### Your task
Work out how many lines in the entries contain the string "this", and give nothing but that number.

### Recorded information

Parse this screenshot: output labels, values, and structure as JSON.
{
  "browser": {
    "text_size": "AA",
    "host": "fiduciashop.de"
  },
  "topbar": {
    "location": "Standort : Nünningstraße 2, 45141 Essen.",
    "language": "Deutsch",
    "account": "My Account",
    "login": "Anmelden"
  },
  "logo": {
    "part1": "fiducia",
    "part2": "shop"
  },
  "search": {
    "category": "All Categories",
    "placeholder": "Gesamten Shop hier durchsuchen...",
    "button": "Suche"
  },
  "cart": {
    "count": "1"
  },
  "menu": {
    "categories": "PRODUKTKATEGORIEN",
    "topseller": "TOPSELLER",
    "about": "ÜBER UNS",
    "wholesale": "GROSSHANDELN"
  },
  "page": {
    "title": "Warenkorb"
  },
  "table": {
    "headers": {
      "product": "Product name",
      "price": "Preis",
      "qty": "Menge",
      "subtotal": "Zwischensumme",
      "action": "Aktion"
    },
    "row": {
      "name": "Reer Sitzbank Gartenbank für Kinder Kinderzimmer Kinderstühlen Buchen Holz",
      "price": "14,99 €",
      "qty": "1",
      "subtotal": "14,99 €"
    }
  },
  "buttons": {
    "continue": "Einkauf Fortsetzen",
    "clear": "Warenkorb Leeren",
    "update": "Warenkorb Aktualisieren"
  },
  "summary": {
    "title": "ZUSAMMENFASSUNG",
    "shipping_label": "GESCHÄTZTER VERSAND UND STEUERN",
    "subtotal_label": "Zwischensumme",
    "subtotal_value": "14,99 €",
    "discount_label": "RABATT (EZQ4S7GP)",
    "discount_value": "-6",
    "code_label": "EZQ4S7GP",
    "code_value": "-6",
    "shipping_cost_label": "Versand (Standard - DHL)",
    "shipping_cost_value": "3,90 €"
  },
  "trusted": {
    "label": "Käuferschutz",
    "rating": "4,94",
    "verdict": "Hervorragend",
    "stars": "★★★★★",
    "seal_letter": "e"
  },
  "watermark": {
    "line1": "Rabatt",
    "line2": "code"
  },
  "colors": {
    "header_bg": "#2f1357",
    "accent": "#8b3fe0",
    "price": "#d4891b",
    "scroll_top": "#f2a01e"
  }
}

---

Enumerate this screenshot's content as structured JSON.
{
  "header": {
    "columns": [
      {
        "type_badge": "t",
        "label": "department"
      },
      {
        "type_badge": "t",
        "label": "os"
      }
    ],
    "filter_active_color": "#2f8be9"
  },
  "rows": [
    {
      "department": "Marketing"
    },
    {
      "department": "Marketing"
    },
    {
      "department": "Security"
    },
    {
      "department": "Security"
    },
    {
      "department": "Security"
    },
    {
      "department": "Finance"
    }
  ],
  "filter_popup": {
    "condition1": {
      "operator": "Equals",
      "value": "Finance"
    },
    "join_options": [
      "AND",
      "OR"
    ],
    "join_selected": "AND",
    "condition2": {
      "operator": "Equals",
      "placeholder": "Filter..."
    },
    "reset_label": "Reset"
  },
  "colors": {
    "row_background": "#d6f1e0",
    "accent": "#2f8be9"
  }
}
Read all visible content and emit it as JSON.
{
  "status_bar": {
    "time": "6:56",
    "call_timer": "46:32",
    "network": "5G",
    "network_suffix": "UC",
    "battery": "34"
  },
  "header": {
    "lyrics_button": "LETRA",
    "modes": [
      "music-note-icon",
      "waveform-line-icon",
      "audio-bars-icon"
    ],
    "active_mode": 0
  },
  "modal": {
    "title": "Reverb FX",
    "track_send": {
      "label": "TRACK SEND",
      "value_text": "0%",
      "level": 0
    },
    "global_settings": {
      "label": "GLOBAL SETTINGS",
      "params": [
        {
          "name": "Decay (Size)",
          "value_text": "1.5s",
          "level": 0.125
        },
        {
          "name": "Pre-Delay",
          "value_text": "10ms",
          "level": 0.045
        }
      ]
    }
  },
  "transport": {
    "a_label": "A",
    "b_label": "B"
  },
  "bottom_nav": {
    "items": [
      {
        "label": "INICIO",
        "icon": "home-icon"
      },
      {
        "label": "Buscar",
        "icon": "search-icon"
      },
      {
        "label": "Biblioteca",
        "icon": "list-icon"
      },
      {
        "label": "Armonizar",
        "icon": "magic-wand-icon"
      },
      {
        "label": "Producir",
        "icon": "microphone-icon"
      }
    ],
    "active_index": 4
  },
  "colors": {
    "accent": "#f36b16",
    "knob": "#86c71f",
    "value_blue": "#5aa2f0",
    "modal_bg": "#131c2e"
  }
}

### The answer
2